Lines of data
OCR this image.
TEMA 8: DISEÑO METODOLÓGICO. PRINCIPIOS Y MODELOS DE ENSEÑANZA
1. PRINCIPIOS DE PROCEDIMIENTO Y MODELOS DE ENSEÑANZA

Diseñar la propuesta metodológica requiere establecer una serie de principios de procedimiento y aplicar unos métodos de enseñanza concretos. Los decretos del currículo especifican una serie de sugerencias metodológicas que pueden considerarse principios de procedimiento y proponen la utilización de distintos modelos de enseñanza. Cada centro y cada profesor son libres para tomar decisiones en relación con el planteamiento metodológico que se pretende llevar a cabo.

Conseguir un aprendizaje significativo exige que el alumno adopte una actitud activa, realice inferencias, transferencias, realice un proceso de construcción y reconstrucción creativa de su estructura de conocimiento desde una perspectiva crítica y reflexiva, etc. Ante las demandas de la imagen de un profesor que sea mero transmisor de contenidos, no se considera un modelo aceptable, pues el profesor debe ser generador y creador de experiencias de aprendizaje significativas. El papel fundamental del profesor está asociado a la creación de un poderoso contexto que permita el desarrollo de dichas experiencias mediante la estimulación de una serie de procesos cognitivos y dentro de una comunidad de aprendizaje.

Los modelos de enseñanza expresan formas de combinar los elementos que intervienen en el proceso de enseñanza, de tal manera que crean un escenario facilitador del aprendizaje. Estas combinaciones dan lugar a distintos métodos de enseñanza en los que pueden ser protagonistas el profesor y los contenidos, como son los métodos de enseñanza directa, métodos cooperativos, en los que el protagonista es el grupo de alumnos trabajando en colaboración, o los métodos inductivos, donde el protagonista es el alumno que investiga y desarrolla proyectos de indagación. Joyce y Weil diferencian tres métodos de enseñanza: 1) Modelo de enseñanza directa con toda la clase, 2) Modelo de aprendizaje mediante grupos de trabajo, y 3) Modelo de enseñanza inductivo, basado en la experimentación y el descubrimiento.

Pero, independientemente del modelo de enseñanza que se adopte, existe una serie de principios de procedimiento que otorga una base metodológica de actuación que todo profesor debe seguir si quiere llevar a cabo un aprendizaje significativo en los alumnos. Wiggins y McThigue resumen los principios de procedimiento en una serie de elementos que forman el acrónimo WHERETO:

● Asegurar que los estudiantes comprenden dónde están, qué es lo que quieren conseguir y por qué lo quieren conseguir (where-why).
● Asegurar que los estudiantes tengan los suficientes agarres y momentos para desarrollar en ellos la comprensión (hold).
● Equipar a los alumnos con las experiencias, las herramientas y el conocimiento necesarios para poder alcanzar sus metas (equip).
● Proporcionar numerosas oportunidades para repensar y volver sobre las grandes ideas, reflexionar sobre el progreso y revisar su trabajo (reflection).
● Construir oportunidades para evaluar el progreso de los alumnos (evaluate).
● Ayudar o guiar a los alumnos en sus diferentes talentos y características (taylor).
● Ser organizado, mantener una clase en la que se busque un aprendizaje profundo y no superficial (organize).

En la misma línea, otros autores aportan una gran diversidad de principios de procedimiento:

# Work to do
Return each line of the data exactly as written above.

# Exercise response
OCR this image.
TEMA 8: DISEÑO METODOLÓGICO. PRINCIPIOS Y MODELOS DE ENSEÑANZA
1. PRINCIPIOS DE PROCEDIMIENTO Y MODELOS DE ENSEÑANZA

Diseñar la propuesta metodológica requiere establecer una serie de principios de procedimiento y aplicar unos métodos de enseñanza concretos. Los decretos del currículo especifican una serie de sugerencias metodológicas que pueden considerarse principios de procedimiento y proponen la utilización de distintos modelos de enseñanza. Cada centro y cada profesor son libres para tomar decisiones en relación con el planteamiento metodológico que se pretende llevar a cabo.

Conseguir un aprendizaje significativo exige que el alumno adopte una actitud activa, realice inferencias, transferencias, realice un proceso de construcción y reconstrucción creativa de su estructura de conocimiento desde una perspectiva crítica y reflexiva, etc. Ante las demandas de la imagen de un profesor que sea mero transmisor de contenidos, no se considera un modelo aceptable, pues el profesor debe ser generador y creador de experiencias de aprendizaje significativas. El papel fundamental del profesor está asociado a la creación de un poderoso contexto que permita el desarrollo de dichas experiencias mediante la estimulación de una serie de procesos cognitivos y dentro de una comunidad de aprendizaje.

Los modelos de enseñanza expresan formas de combinar los elementos que intervienen en el proceso de enseñanza, de tal manera que crean un escenario facilitador del aprendizaje. Estas combinaciones dan lugar a distintos métodos de enseñanza en los que pueden ser protagonistas el profesor y los contenidos, como son los métodos de enseñanza directa, métodos cooperativos, en los que el protagonista es el grupo de alumnos trabajando en colaboración, o los métodos inductivos, donde el protagonista es el alumno que investiga y desarrolla proyectos de indagación. Joyce y Weil diferencian tres métodos de enseñanza: 1) Modelo de enseñanza directa con toda la clase, 2) Modelo de aprendizaje mediante grupos de trabajo, y 3) Modelo de enseñanza inductivo, basado en la experimentación y el descubrimiento.

Pero, independientemente del modelo de enseñanza que se adopte, existe una serie de principios de procedimiento que otorga una base metodológica de actuación que todo profesor debe seguir si quiere llevar a cabo un aprendizaje significativo en los alumnos. Wiggins y McThigue resumen los principios de procedimiento en una serie de elementos que forman el acrónimo WHERETO:

● Asegurar que los estudiantes comprenden dónde están, qué es lo que quieren conseguir y por qué lo quieren conseguir (where-why).
● Asegurar que los estudiantes tengan los suficientes agarres y momentos para desarrollar en ellos la comprensión (hold).
● Equipar a los alumnos con las experiencias, las herramientas y el conocimiento necesarios para poder alcanzar sus metas (equip).
● Proporcionar numerosas oportunidades para repensar y volver sobre las grandes ideas, reflexionar sobre el progreso y revisar su trabajo (reflection).
● Construir oportunidades para evaluar el progreso de los alumnos (evaluate).
● Ayudar o guiar a los alumnos en sus diferentes talentos y características (taylor).
● Ser organizado, mantener una clase en la que se busque un aprendizaje profundo y no superficial (organize).

En la misma línea, otros autores aportan una gran diversidad de principios de procedimiento:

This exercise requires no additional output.